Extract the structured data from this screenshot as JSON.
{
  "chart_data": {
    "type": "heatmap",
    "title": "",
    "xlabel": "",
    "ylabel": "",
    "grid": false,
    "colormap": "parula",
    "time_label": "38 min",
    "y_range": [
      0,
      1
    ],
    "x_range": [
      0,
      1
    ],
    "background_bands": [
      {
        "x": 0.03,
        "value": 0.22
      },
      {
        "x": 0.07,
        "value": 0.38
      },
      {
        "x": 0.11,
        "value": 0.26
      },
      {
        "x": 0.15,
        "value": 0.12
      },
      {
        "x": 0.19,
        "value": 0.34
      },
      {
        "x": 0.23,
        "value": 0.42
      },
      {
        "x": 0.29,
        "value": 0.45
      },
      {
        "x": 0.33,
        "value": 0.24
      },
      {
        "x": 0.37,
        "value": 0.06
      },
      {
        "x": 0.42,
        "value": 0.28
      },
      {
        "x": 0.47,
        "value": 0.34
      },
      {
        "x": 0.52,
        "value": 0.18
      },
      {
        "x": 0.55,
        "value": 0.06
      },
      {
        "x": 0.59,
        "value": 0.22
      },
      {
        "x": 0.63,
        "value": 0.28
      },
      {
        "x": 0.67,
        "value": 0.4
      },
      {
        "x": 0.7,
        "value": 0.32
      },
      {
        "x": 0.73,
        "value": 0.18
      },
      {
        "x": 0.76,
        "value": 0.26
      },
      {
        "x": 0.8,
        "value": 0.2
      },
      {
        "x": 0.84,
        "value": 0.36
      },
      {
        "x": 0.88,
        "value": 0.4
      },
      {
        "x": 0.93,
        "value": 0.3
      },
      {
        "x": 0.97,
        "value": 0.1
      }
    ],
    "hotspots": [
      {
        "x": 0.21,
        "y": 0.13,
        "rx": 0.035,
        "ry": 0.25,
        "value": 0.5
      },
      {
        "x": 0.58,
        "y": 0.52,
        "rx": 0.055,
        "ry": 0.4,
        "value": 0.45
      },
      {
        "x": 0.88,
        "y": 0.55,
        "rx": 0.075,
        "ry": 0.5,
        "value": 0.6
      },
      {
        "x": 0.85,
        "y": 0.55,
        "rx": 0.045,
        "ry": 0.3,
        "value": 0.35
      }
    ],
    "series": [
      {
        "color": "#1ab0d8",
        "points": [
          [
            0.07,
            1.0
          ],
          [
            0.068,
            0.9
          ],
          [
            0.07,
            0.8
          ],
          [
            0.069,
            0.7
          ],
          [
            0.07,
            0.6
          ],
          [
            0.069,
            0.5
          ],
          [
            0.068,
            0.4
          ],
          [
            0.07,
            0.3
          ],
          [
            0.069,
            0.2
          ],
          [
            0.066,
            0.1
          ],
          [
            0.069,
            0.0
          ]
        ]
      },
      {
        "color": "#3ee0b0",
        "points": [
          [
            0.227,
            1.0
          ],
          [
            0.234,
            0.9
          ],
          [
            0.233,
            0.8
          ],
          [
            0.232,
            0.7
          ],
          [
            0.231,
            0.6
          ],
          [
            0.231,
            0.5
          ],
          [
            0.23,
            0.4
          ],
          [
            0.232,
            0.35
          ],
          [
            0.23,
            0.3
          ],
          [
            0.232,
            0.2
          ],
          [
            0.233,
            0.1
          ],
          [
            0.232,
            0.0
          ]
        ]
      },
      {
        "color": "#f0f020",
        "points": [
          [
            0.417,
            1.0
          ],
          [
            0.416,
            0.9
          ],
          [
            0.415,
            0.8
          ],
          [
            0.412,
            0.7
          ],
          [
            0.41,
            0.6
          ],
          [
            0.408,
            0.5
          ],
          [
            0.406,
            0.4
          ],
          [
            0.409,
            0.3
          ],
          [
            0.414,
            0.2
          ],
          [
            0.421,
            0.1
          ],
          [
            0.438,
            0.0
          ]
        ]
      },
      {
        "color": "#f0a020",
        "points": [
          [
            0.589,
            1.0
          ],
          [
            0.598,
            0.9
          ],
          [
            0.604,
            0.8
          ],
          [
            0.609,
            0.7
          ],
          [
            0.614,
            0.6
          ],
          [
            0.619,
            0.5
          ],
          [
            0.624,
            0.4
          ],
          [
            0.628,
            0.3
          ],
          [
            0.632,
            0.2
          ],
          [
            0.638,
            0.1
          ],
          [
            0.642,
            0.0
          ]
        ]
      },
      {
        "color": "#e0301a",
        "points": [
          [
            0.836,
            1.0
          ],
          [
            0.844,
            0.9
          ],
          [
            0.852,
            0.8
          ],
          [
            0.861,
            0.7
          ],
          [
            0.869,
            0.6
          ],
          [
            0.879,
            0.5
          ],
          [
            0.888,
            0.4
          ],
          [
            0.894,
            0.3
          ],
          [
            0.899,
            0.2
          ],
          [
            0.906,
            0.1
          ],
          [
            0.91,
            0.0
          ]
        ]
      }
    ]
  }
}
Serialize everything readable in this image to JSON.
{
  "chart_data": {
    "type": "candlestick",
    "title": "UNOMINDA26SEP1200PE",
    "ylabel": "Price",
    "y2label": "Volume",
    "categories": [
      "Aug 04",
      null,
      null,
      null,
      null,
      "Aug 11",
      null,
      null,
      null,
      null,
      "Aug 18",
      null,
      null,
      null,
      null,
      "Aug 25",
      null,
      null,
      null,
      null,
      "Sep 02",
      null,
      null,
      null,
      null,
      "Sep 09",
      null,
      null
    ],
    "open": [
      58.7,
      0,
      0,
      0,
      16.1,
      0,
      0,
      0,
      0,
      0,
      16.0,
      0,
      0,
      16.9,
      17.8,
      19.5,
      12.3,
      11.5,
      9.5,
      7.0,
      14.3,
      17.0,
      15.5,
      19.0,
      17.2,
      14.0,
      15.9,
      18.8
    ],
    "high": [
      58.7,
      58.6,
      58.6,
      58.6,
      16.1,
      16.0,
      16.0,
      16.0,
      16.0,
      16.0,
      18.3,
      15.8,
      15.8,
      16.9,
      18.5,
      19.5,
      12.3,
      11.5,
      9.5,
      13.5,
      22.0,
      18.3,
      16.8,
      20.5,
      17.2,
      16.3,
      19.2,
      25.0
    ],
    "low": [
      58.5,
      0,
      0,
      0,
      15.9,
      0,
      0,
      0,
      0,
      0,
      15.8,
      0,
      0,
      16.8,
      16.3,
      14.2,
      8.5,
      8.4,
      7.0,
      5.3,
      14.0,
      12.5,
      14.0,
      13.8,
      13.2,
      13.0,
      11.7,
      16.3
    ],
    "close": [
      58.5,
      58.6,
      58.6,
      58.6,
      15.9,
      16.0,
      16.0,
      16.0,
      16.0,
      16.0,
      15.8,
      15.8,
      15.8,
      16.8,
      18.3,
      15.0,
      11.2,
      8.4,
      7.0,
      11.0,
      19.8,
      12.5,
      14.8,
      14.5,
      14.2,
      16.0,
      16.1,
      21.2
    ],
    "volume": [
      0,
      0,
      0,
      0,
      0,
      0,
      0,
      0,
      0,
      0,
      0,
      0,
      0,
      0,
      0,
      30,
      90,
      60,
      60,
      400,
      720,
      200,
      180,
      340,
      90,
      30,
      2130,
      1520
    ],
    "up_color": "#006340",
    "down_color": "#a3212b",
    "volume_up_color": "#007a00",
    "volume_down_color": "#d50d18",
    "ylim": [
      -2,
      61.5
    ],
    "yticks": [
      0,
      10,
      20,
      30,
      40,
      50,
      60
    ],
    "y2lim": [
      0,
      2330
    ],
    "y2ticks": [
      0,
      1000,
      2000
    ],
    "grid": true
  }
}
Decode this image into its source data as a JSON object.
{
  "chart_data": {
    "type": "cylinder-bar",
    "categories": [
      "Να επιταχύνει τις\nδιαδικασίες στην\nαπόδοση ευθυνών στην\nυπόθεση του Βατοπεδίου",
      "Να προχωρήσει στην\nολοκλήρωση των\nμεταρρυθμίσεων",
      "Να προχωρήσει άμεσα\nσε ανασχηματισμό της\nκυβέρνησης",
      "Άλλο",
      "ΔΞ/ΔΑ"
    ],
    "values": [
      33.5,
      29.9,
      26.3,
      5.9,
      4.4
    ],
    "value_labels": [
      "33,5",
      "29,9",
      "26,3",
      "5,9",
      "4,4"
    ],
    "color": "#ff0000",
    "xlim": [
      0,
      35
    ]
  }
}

━━━━━━━━━━

> Exercise prompt:
Reproduce each line of the material containing the word "JSON".

> Finished answer:
Extract the structured data from this screenshot as JSON.
Serialize everything readable in this image to JSON.
Decode this image into its source data as a JSON object.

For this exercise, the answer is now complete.